Gather the lines below that include the string "page", copying each in full.
-- BEGIN --
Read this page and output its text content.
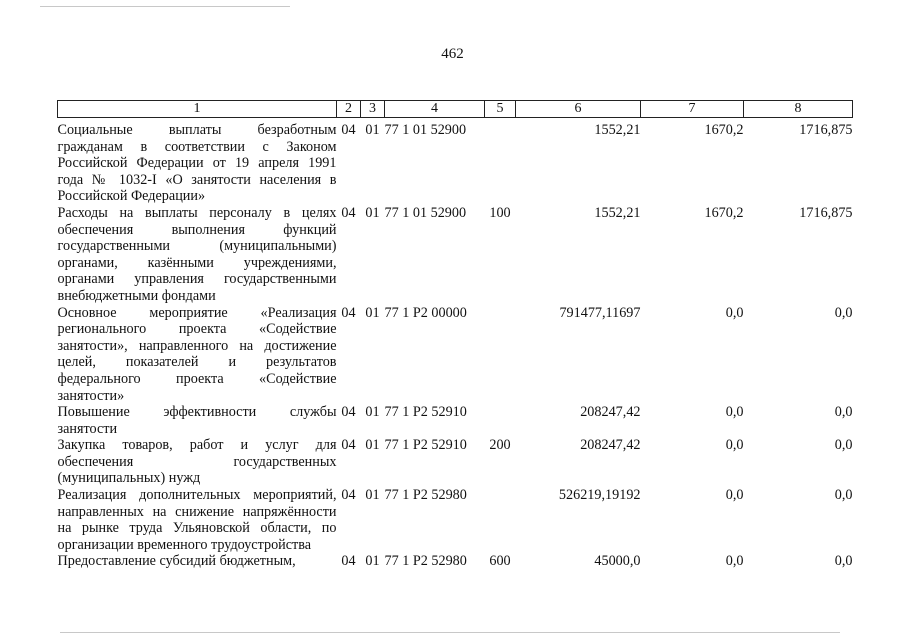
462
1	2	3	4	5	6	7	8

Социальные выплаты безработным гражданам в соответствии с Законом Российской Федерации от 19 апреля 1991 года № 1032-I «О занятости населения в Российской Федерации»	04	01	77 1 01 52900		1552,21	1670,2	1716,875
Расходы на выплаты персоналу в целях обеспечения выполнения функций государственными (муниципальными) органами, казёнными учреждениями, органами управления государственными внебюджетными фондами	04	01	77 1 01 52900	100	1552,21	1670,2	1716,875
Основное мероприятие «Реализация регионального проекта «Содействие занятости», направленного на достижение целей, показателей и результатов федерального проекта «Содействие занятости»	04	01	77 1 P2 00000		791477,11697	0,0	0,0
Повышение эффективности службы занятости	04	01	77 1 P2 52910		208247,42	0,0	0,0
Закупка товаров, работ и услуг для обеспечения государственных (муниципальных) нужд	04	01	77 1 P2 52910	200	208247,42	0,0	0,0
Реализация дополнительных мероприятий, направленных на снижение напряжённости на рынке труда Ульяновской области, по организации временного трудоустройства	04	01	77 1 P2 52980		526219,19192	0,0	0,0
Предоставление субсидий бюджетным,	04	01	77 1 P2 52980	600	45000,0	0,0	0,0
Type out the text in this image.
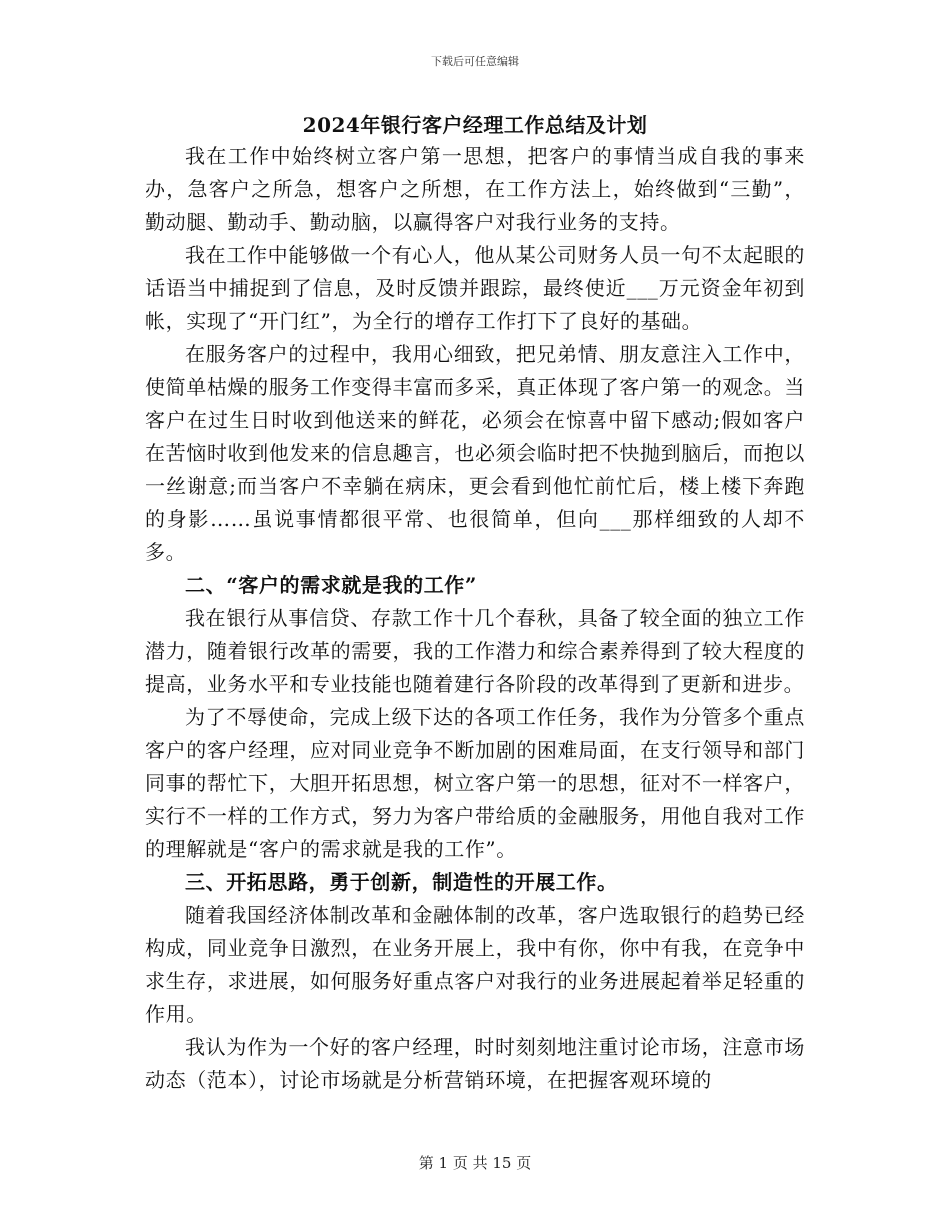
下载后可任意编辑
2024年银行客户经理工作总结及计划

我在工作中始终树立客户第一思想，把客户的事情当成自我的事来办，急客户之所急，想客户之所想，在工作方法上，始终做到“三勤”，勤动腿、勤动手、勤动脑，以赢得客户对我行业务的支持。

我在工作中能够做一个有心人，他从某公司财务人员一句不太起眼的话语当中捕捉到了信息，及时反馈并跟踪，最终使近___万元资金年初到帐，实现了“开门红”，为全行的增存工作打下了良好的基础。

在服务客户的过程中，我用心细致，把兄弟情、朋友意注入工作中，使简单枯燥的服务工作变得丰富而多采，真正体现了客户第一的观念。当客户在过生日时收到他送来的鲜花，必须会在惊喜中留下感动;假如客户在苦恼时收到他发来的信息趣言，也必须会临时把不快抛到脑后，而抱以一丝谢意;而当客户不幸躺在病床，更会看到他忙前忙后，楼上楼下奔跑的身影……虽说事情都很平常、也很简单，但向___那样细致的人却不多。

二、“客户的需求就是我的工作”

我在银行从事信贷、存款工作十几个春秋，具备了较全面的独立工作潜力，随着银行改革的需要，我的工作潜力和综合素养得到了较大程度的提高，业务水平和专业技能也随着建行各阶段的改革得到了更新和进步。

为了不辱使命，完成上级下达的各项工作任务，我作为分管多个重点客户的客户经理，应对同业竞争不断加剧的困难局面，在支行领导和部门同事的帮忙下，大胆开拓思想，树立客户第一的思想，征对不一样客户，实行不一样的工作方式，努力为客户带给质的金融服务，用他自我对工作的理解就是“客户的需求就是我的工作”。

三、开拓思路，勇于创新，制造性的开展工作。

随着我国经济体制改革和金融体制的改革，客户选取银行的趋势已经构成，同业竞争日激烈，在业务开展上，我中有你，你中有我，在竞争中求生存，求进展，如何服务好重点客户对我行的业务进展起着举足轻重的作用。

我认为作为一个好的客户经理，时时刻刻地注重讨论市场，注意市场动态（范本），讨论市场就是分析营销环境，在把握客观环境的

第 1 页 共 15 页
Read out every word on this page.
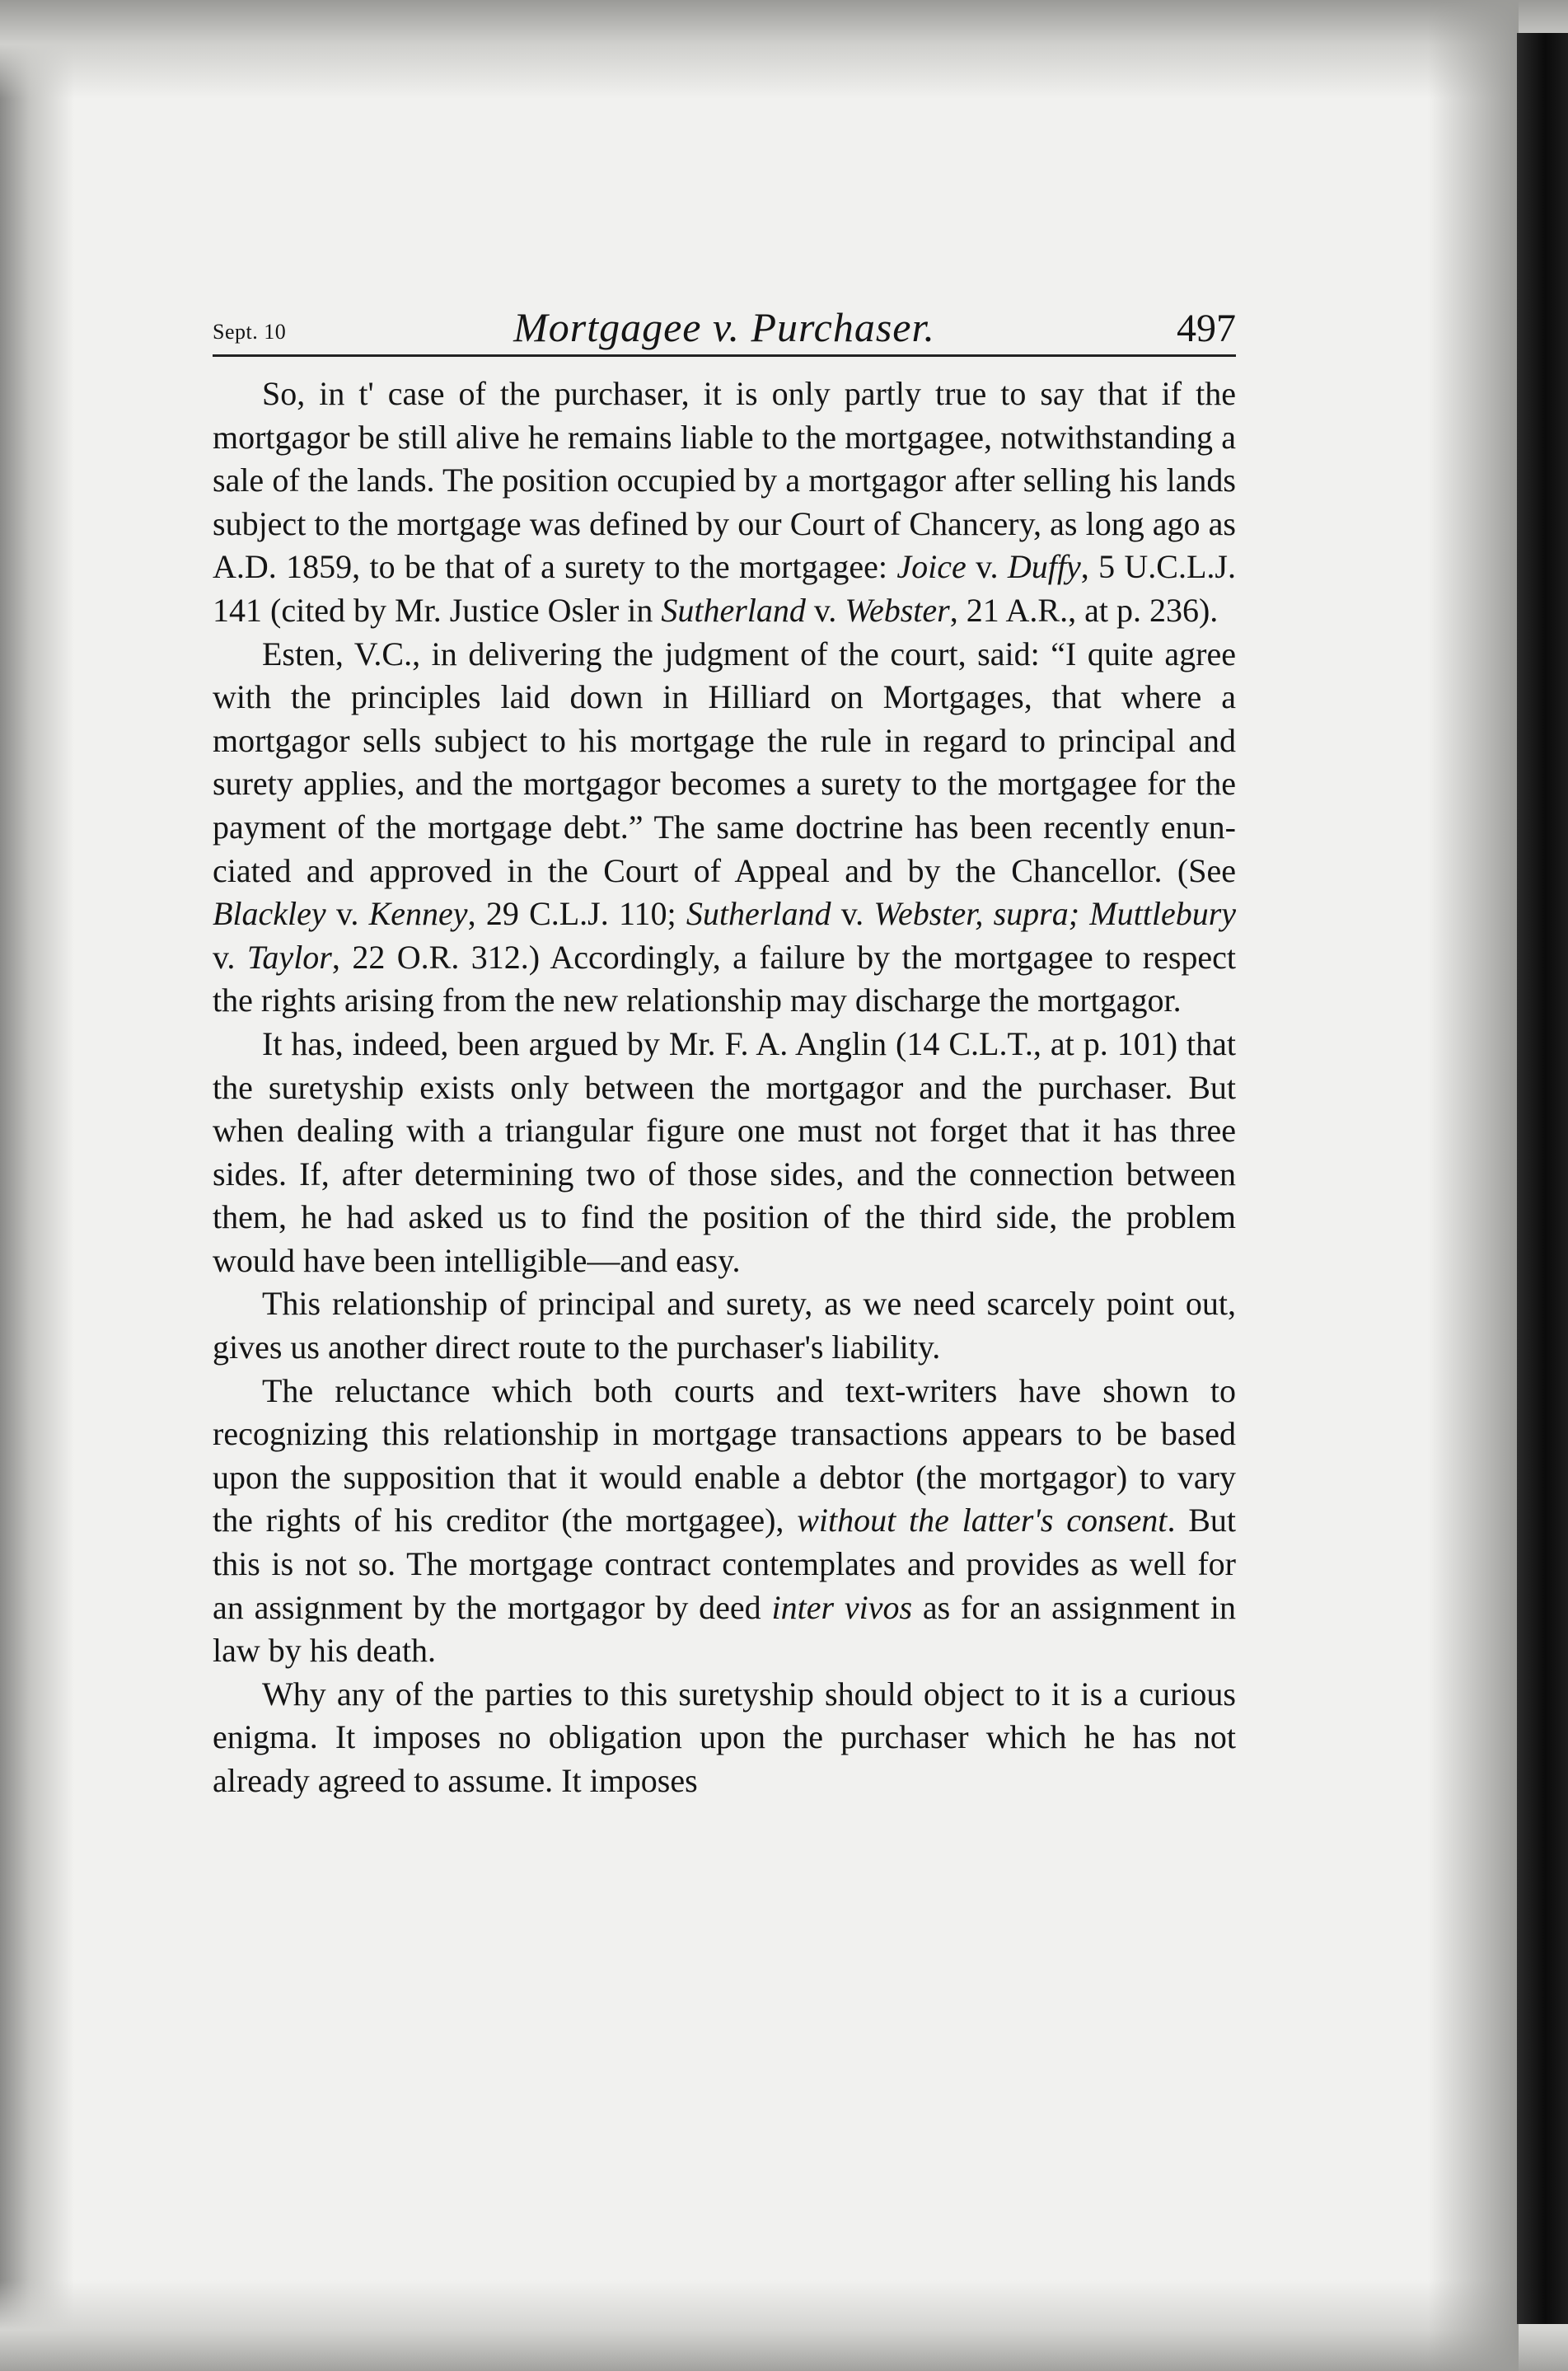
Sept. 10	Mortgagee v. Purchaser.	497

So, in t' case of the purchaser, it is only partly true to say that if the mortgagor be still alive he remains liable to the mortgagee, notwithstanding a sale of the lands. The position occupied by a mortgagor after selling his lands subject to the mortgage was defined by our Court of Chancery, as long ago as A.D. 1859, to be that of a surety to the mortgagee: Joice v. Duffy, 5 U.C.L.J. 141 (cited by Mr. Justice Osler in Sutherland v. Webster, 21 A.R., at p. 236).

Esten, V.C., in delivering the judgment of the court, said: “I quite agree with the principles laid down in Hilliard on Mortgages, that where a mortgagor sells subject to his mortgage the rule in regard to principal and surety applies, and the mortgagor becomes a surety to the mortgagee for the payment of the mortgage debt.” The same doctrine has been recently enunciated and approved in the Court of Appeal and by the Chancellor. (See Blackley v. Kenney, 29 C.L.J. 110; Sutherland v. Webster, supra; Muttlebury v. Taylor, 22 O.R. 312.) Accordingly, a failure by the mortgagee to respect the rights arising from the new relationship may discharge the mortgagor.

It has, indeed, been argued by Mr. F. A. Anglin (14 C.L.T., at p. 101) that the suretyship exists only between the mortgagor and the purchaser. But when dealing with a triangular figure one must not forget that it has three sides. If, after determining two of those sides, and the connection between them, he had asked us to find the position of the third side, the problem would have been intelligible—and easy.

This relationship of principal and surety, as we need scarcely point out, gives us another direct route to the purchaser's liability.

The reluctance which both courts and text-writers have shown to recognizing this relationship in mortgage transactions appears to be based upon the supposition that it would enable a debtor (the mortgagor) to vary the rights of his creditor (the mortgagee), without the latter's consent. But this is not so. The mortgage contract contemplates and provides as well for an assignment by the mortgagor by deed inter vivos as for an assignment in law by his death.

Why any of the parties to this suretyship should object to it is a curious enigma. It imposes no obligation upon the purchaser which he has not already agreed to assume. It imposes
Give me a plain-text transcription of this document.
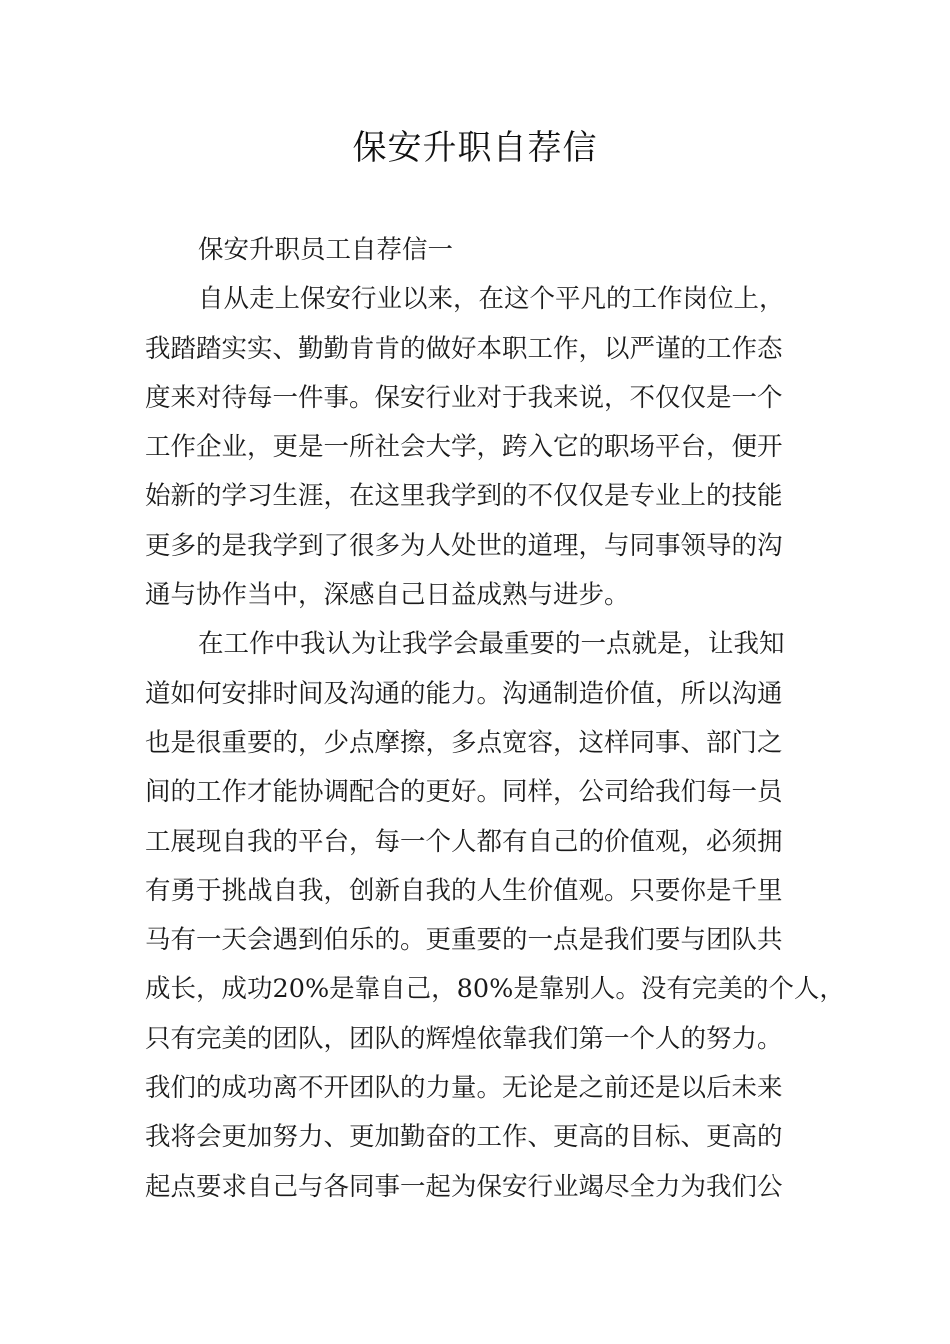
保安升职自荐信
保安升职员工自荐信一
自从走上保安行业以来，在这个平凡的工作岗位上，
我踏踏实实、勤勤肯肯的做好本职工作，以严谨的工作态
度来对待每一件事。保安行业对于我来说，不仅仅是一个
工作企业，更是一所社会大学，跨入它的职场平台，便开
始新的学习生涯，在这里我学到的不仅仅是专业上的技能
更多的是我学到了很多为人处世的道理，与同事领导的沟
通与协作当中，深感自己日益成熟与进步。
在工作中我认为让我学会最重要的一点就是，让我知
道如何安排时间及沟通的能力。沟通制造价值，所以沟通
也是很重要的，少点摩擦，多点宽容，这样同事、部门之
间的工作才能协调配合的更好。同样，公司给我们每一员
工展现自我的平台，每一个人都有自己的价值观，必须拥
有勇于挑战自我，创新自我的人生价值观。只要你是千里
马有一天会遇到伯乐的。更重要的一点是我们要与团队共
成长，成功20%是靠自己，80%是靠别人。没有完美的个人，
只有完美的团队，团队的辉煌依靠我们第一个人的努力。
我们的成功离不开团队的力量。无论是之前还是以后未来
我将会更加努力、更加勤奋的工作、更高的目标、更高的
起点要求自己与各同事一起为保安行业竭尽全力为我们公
-- END --
WRITTEN SOLUTION
Read this page and output its text content.
Read out every word on this page.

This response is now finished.